● **What you will do**
Within the records below, find each line that holds the string "IUCN", then copy it.
# START OF Rows
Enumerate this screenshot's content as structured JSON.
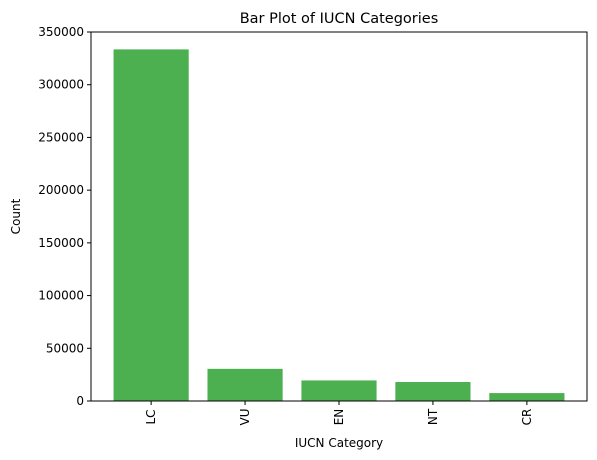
{
  "chart_data": {
    "type": "bar",
    "title": "Bar Plot of IUCN Categories",
    "xlabel": "IUCN Category",
    "ylabel": "Count",
    "categories": [
      "LC",
      "VU",
      "EN",
      "NT",
      "CR"
    ],
    "values": [
      333500,
      30500,
      19500,
      18000,
      7500
    ],
    "ylim": [
      0,
      350000
    ],
    "yticks": [
      0,
      50000,
      100000,
      150000,
      200000,
      250000,
      300000,
      350000
    ],
    "bar_color": "#4caf50",
    "grid": false,
    "legend": "none"
  }
}
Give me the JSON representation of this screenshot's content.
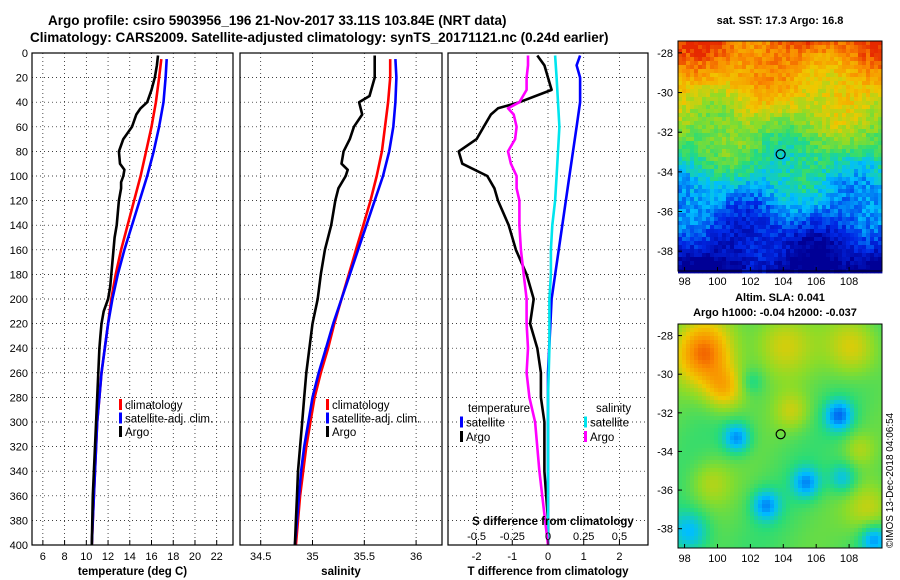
{
  "title": {
    "line1": "Argo profile: csiro 5903956_196 21-Nov-2017 33.11S 103.84E (NRT data)",
    "line2": "Climatology: CARS2009. Satellite-adjusted climatology: synTS_20171121.nc (0.24d earlier)"
  },
  "credit": "©IMOS 13-Dec-2018 04:06:54",
  "colors": {
    "climatology": "#ff0000",
    "satellite": "#0000ff",
    "argo": "#000000",
    "sat_salinity": "#00e5ee",
    "argo_salinity": "#ff00ff"
  },
  "chart_data": [
    {
      "type": "line",
      "panel": "temperature",
      "xlabel": "temperature (deg C)",
      "xlim": [
        5,
        23.5
      ],
      "xticks": [
        6,
        8,
        10,
        12,
        14,
        16,
        18,
        20,
        22
      ],
      "ylim": [
        0,
        400
      ],
      "yticks": [
        0,
        20,
        40,
        60,
        80,
        100,
        120,
        140,
        160,
        180,
        200,
        220,
        240,
        260,
        280,
        300,
        320,
        340,
        360,
        380,
        400
      ],
      "legend": [
        "climatology",
        "satellite-adj. clim.",
        "Argo"
      ],
      "series": [
        {
          "name": "climatology",
          "color": "#ff0000",
          "depth": [
            5,
            20,
            40,
            60,
            80,
            100,
            120,
            140,
            160,
            180,
            200,
            220,
            240,
            260,
            280,
            300,
            320,
            340,
            360,
            380,
            400
          ],
          "values": [
            16.9,
            16.7,
            16.4,
            16.0,
            15.5,
            15.0,
            14.4,
            13.8,
            13.2,
            12.7,
            12.3,
            12.0,
            11.7,
            11.4,
            11.2,
            11.0,
            10.9,
            10.8,
            10.7,
            10.6,
            10.5
          ]
        },
        {
          "name": "satellite-adj. clim.",
          "color": "#0000ff",
          "depth": [
            5,
            20,
            40,
            60,
            80,
            100,
            120,
            140,
            160,
            180,
            200,
            220,
            240,
            260,
            280,
            300,
            320,
            340,
            360,
            380,
            400
          ],
          "values": [
            17.4,
            17.3,
            17.1,
            16.7,
            16.2,
            15.6,
            14.9,
            14.2,
            13.5,
            12.9,
            12.4,
            12.0,
            11.7,
            11.4,
            11.2,
            11.0,
            10.9,
            10.8,
            10.7,
            10.6,
            10.5
          ]
        },
        {
          "name": "Argo",
          "color": "#000000",
          "depth": [
            2,
            10,
            20,
            30,
            40,
            45,
            50,
            60,
            70,
            80,
            90,
            95,
            100,
            105,
            110,
            120,
            130,
            140,
            150,
            160,
            170,
            180,
            190,
            200,
            210,
            220,
            230,
            240,
            260,
            280,
            300,
            320,
            340,
            360,
            380,
            400
          ],
          "values": [
            16.6,
            16.5,
            16.3,
            16.0,
            15.6,
            15.0,
            14.6,
            14.2,
            13.4,
            13.0,
            13.1,
            13.5,
            13.4,
            13.2,
            13.2,
            13.0,
            12.9,
            12.8,
            12.6,
            12.5,
            12.4,
            12.3,
            12.2,
            12.0,
            11.6,
            11.4,
            11.3,
            11.2,
            11.1,
            11.0,
            10.9,
            10.8,
            10.7,
            10.6,
            10.55,
            10.5
          ]
        }
      ]
    },
    {
      "type": "line",
      "panel": "salinity",
      "xlabel": "salinity",
      "xlim": [
        34.3,
        36.25
      ],
      "xticks": [
        34.5,
        35,
        35.5,
        36
      ],
      "xtick_labels": [
        "34.5",
        "35",
        "35.5",
        "36"
      ],
      "ylim": [
        0,
        400
      ],
      "legend": [
        "climatology",
        "satellite-adj. clim.",
        "Argo"
      ],
      "series": [
        {
          "name": "climatology",
          "color": "#ff0000",
          "depth": [
            5,
            20,
            40,
            60,
            80,
            100,
            120,
            140,
            160,
            180,
            200,
            220,
            240,
            260,
            280,
            300,
            320,
            340,
            360,
            380,
            400
          ],
          "values": [
            35.75,
            35.75,
            35.73,
            35.7,
            35.67,
            35.62,
            35.56,
            35.49,
            35.42,
            35.35,
            35.28,
            35.21,
            35.15,
            35.08,
            35.02,
            34.98,
            34.94,
            34.91,
            34.88,
            34.86,
            34.84
          ]
        },
        {
          "name": "satellite-adj. clim.",
          "color": "#0000ff",
          "depth": [
            5,
            20,
            40,
            60,
            80,
            100,
            120,
            140,
            160,
            180,
            200,
            220,
            240,
            260,
            280,
            300,
            320,
            340,
            360,
            380,
            400
          ],
          "values": [
            35.8,
            35.81,
            35.8,
            35.78,
            35.74,
            35.68,
            35.6,
            35.52,
            35.44,
            35.36,
            35.28,
            35.2,
            35.13,
            35.06,
            35.0,
            34.96,
            34.92,
            34.89,
            34.87,
            34.85,
            34.83
          ]
        },
        {
          "name": "Argo",
          "color": "#000000",
          "depth": [
            2,
            20,
            35,
            40,
            50,
            60,
            70,
            80,
            90,
            95,
            100,
            110,
            120,
            140,
            160,
            180,
            200,
            220,
            240,
            260,
            280,
            300,
            320,
            340,
            360,
            380,
            400
          ],
          "values": [
            35.6,
            35.6,
            35.55,
            35.45,
            35.48,
            35.4,
            35.36,
            35.3,
            35.28,
            35.34,
            35.32,
            35.25,
            35.22,
            35.18,
            35.12,
            35.08,
            35.05,
            35.0,
            34.97,
            34.94,
            34.92,
            34.9,
            34.88,
            34.86,
            34.85,
            34.84,
            34.83
          ]
        }
      ]
    },
    {
      "type": "line",
      "panel": "difference",
      "xlabel": "T difference from climatology",
      "top_axis_label": "S difference from climatology",
      "xlim": [
        -2.8,
        2.8
      ],
      "xticks": [
        -2,
        -1,
        0,
        1,
        2
      ],
      "s_scale": 0.25,
      "s_ticks": [
        -0.5,
        -0.25,
        0,
        0.25,
        0.5
      ],
      "s_tick_labels": [
        "-0.5",
        "-0.25",
        "0",
        "0.25",
        "0.5"
      ],
      "ylim": [
        0,
        400
      ],
      "legend_temperature": [
        "temperature",
        "satellite",
        "Argo"
      ],
      "legend_salinity": [
        "salinity",
        "satellite",
        "Argo"
      ],
      "series": [
        {
          "name": "T satellite",
          "color": "#0000ff",
          "depth": [
            2,
            10,
            20,
            40,
            60,
            80,
            100,
            140,
            200,
            260,
            300,
            340,
            400
          ],
          "values": [
            0.9,
            0.8,
            0.9,
            0.9,
            0.8,
            0.7,
            0.6,
            0.4,
            0.1,
            0.0,
            0.0,
            0.0,
            0.0
          ]
        },
        {
          "name": "T Argo",
          "color": "#000000",
          "depth": [
            2,
            10,
            20,
            30,
            40,
            45,
            50,
            60,
            70,
            80,
            90,
            100,
            110,
            120,
            140,
            160,
            180,
            200,
            220,
            240,
            260,
            280,
            300,
            340,
            380,
            400
          ],
          "values": [
            -0.3,
            -0.1,
            0.0,
            0.1,
            -0.8,
            -1.4,
            -1.6,
            -1.8,
            -2.0,
            -2.5,
            -2.4,
            -1.7,
            -1.5,
            -1.4,
            -1.1,
            -0.9,
            -0.6,
            -0.4,
            -0.5,
            -0.3,
            -0.2,
            -0.2,
            -0.1,
            -0.1,
            0.0,
            0.0
          ]
        },
        {
          "name": "S satellite",
          "color": "#00e5ee",
          "depth": [
            2,
            20,
            40,
            60,
            80,
            100,
            120,
            140,
            160,
            180,
            200,
            240,
            280,
            320,
            360,
            400
          ],
          "values": [
            0.05,
            0.06,
            0.07,
            0.08,
            0.07,
            0.06,
            0.05,
            0.03,
            0.02,
            0.02,
            0.01,
            0.01,
            0.0,
            0.0,
            0.0,
            0.0
          ]
        },
        {
          "name": "S Argo",
          "color": "#ff00ff",
          "depth": [
            2,
            10,
            20,
            30,
            40,
            45,
            50,
            60,
            70,
            80,
            90,
            100,
            110,
            120,
            140,
            160,
            180,
            200,
            220,
            240,
            260,
            280,
            300,
            340,
            380,
            400
          ],
          "values": [
            -0.14,
            -0.14,
            -0.15,
            -0.15,
            -0.2,
            -0.28,
            -0.24,
            -0.22,
            -0.23,
            -0.28,
            -0.26,
            -0.22,
            -0.22,
            -0.2,
            -0.2,
            -0.19,
            -0.17,
            -0.15,
            -0.15,
            -0.14,
            -0.15,
            -0.13,
            -0.09,
            -0.06,
            -0.02,
            0.0
          ]
        }
      ]
    }
  ],
  "maps": [
    {
      "name": "sst-map",
      "title": "sat. SST: 17.3 Argo: 16.8",
      "lon_ticks": [
        98,
        100,
        102,
        104,
        106,
        108
      ],
      "lat_ticks": [
        -28,
        -30,
        -32,
        -34,
        -36,
        -38
      ],
      "float_position": {
        "lon": 103.84,
        "lat": -33.11
      }
    },
    {
      "name": "sla-map",
      "title_line1": "Altim. SLA: 0.041",
      "title_line2": "Argo h1000: -0.04 h2000: -0.037",
      "lon_ticks": [
        98,
        100,
        102,
        104,
        106,
        108
      ],
      "lat_ticks": [
        -28,
        -30,
        -32,
        -34,
        -36,
        -38
      ],
      "float_position": {
        "lon": 103.84,
        "lat": -33.11
      }
    }
  ]
}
# END OF Rows
● **Answer for the task**
    "title": "Bar Plot of IUCN Categories",
    "xlabel": "IUCN Category",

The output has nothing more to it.